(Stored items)
· · · · · · ·
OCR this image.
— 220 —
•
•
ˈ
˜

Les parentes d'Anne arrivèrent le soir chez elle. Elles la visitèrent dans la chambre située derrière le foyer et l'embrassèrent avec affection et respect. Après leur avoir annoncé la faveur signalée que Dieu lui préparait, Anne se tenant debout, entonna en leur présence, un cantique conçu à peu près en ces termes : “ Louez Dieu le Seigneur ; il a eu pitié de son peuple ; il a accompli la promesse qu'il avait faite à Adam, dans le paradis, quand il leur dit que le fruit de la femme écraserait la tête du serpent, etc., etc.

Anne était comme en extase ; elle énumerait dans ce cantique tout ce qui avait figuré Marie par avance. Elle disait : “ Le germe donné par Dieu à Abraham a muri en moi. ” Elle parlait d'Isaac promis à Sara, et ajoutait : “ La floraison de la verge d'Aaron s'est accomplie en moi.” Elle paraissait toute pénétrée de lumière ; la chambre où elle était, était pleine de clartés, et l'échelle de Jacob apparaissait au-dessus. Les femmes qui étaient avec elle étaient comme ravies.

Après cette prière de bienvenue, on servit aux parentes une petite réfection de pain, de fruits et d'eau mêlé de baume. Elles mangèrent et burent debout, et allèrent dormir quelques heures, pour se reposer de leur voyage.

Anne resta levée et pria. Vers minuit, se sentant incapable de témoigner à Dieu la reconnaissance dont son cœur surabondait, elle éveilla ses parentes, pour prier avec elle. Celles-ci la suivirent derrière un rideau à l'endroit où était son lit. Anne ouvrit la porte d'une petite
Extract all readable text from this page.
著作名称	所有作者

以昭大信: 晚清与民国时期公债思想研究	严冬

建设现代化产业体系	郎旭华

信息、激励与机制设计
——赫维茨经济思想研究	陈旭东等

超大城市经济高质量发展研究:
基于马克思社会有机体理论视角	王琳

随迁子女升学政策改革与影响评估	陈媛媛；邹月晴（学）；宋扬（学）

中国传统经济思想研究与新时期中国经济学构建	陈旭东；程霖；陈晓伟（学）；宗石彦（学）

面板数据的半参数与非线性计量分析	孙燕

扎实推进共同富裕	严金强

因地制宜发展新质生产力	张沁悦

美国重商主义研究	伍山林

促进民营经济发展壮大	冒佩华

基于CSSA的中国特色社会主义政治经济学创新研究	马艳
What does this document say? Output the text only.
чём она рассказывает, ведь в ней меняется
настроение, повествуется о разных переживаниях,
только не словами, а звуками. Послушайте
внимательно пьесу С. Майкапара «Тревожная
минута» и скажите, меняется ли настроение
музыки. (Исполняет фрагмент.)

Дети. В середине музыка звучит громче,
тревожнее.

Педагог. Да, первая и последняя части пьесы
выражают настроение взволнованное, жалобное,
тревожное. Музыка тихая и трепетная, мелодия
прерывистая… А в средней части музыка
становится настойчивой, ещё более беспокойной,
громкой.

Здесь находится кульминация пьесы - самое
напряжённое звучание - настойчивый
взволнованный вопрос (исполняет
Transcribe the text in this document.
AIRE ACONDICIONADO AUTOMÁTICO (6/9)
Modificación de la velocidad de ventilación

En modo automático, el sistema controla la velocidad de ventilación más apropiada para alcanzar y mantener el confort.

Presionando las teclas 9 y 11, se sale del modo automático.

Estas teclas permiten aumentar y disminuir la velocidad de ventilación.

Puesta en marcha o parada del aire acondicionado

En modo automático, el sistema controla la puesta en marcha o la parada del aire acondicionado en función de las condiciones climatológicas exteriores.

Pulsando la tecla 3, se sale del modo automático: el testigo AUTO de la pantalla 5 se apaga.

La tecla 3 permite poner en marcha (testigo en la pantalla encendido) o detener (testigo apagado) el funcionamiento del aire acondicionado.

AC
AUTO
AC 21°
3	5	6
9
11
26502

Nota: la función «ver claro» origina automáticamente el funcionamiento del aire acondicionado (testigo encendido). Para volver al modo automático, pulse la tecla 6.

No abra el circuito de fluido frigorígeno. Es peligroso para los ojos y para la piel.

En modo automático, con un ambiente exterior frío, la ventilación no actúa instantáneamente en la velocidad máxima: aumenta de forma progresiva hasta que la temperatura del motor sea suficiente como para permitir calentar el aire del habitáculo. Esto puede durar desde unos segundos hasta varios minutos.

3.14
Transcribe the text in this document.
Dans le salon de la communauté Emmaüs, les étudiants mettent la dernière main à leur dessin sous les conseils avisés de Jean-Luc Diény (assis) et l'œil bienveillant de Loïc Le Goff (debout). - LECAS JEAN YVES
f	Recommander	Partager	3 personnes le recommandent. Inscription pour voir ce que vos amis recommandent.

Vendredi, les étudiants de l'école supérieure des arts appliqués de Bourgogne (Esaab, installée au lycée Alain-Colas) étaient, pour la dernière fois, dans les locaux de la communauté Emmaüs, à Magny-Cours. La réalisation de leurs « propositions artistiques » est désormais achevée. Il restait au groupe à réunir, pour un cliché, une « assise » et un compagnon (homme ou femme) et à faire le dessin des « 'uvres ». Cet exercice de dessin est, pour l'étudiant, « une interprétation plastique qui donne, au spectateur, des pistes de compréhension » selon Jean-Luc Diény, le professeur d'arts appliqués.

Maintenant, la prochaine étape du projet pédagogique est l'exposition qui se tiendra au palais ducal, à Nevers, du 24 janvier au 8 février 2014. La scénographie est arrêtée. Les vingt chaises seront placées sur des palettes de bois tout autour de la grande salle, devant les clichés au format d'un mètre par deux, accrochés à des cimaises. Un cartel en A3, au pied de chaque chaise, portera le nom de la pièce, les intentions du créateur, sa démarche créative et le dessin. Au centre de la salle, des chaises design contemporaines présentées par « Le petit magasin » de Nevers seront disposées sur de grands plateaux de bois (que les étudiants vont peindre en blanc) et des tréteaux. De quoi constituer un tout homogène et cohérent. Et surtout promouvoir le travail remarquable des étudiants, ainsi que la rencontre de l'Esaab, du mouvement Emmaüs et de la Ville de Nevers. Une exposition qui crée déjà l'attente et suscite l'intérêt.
· · · · · · ·
**Exercise:** Extract the complete set of records unchanged.

**Complete response:**
OCR this image.
— 220 —
•
•
ˈ
˜

Les parentes d'Anne arrivèrent le soir chez elle. Elles la visitèrent dans la chambre située derrière le foyer et l'embrassèrent avec affection et respect. Après leur avoir annoncé la faveur signalée que Dieu lui préparait, Anne se tenant debout, entonna en leur présence, un cantique conçu à peu près en ces termes : “ Louez Dieu le Seigneur ; il a eu pitié de son peuple ; il a accompli la promesse qu'il avait faite à Adam, dans le paradis, quand il leur dit que le fruit de la femme écraserait la tête du serpent, etc., etc.

Anne était comme en extase ; elle énumerait dans ce cantique tout ce qui avait figuré Marie par avance. Elle disait : “ Le germe donné par Dieu à Abraham a muri en moi. ” Elle parlait d'Isaac promis à Sara, et ajoutait : “ La floraison de la verge d'Aaron s'est accomplie en moi.” Elle paraissait toute pénétrée de lumière ; la chambre où elle était, était pleine de clartés, et l'échelle de Jacob apparaissait au-dessus. Les femmes qui étaient avec elle étaient comme ravies.

Après cette prière de bienvenue, on servit aux parentes une petite réfection de pain, de fruits et d'eau mêlé de baume. Elles mangèrent et burent debout, et allèrent dormir quelques heures, pour se reposer de leur voyage.

Anne resta levée et pria. Vers minuit, se sentant incapable de témoigner à Dieu la reconnaissance dont son cœur surabondait, elle éveilla ses parentes, pour prier avec elle. Celles-ci la suivirent derrière un rideau à l'endroit où était son lit. Anne ouvrit la porte d'une petite
Extract all readable text from this page.
著作名称	所有作者

以昭大信: 晚清与民国时期公债思想研究	严冬

建设现代化产业体系	郎旭华

信息、激励与机制设计
——赫维茨经济思想研究	陈旭东等

超大城市经济高质量发展研究:
基于马克思社会有机体理论视角	王琳

随迁子女升学政策改革与影响评估	陈媛媛；邹月晴（学）；宋扬（学）

中国传统经济思想研究与新时期中国经济学构建	陈旭东；程霖；陈晓伟（学）；宗石彦（学）

面板数据的半参数与非线性计量分析	孙燕

扎实推进共同富裕	严金强

因地制宜发展新质生产力	张沁悦

美国重商主义研究	伍山林

促进民营经济发展壮大	冒佩华

基于CSSA的中国特色社会主义政治经济学创新研究	马艳
What does this document say? Output the text only.
чём она рассказывает, ведь в ней меняется
настроение, повествуется о разных переживаниях,
только не словами, а звуками. Послушайте
внимательно пьесу С. Майкапара «Тревожная
минута» и скажите, меняется ли настроение
музыки. (Исполняет фрагмент.)

Дети. В середине музыка звучит громче,
тревожнее.

Педагог. Да, первая и последняя части пьесы
выражают настроение взволнованное, жалобное,
тревожное. Музыка тихая и трепетная, мелодия
прерывистая… А в средней части музыка
становится настойчивой, ещё более беспокойной,
громкой.

Здесь находится кульминация пьесы - самое
напряжённое звучание - настойчивый
взволнованный вопрос (исполняет
Transcribe the text in this document.
AIRE ACONDICIONADO AUTOMÁTICO (6/9)
Modificación de la velocidad de ventilación

En modo automático, el sistema controla la velocidad de ventilación más apropiada para alcanzar y mantener el confort.

Presionando las teclas 9 y 11, se sale del modo automático.

Estas teclas permiten aumentar y disminuir la velocidad de ventilación.

Puesta en marcha o parada del aire acondicionado

En modo automático, el sistema controla la puesta en marcha o la parada del aire acondicionado en función de las condiciones climatológicas exteriores.

Pulsando la tecla 3, se sale del modo automático: el testigo AUTO de la pantalla 5 se apaga.

La tecla 3 permite poner en marcha (testigo en la pantalla encendido) o detener (testigo apagado) el funcionamiento del aire acondicionado.

AC
AUTO
AC 21°
3	5	6
9
11
26502

Nota: la función «ver claro» origina automáticamente el funcionamiento del aire acondicionado (testigo encendido). Para volver al modo automático, pulse la tecla 6.

No abra el circuito de fluido frigorígeno. Es peligroso para los ojos y para la piel.

En modo automático, con un ambiente exterior frío, la ventilación no actúa instantáneamente en la velocidad máxima: aumenta de forma progresiva hasta que la temperatura del motor sea suficiente como para permitir calentar el aire del habitáculo. Esto puede durar desde unos segundos hasta varios minutos.

3.14
Transcribe the text in this document.
Dans le salon de la communauté Emmaüs, les étudiants mettent la dernière main à leur dessin sous les conseils avisés de Jean-Luc Diény (assis) et l'œil bienveillant de Loïc Le Goff (debout). - LECAS JEAN YVES
f	Recommander	Partager	3 personnes le recommandent. Inscription pour voir ce que vos amis recommandent.

Vendredi, les étudiants de l'école supérieure des arts appliqués de Bourgogne (Esaab, installée au lycée Alain-Colas) étaient, pour la dernière fois, dans les locaux de la communauté Emmaüs, à Magny-Cours. La réalisation de leurs « propositions artistiques » est désormais achevée. Il restait au groupe à réunir, pour un cliché, une « assise » et un compagnon (homme ou femme) et à faire le dessin des « 'uvres ». Cet exercice de dessin est, pour l'étudiant, « une interprétation plastique qui donne, au spectateur, des pistes de compréhension » selon Jean-Luc Diény, le professeur d'arts appliqués.

Maintenant, la prochaine étape du projet pédagogique est l'exposition qui se tiendra au palais ducal, à Nevers, du 24 janvier au 8 février 2014. La scénographie est arrêtée. Les vingt chaises seront placées sur des palettes de bois tout autour de la grande salle, devant les clichés au format d'un mètre par deux, accrochés à des cimaises. Un cartel en A3, au pied de chaque chaise, portera le nom de la pièce, les intentions du créateur, sa démarche créative et le dessin. Au centre de la salle, des chaises design contemporaines présentées par « Le petit magasin » de Nevers seront disposées sur de grands plateaux de bois (que les étudiants vont peindre en blanc) et des tréteaux. De quoi constituer un tout homogène et cohérent. Et surtout promouvoir le travail remarquable des étudiants, ainsi que la rencontre de l'Esaab, du mouvement Emmaüs et de la Ville de Nevers. Une exposition qui crée déjà l'attente et suscite l'intérêt.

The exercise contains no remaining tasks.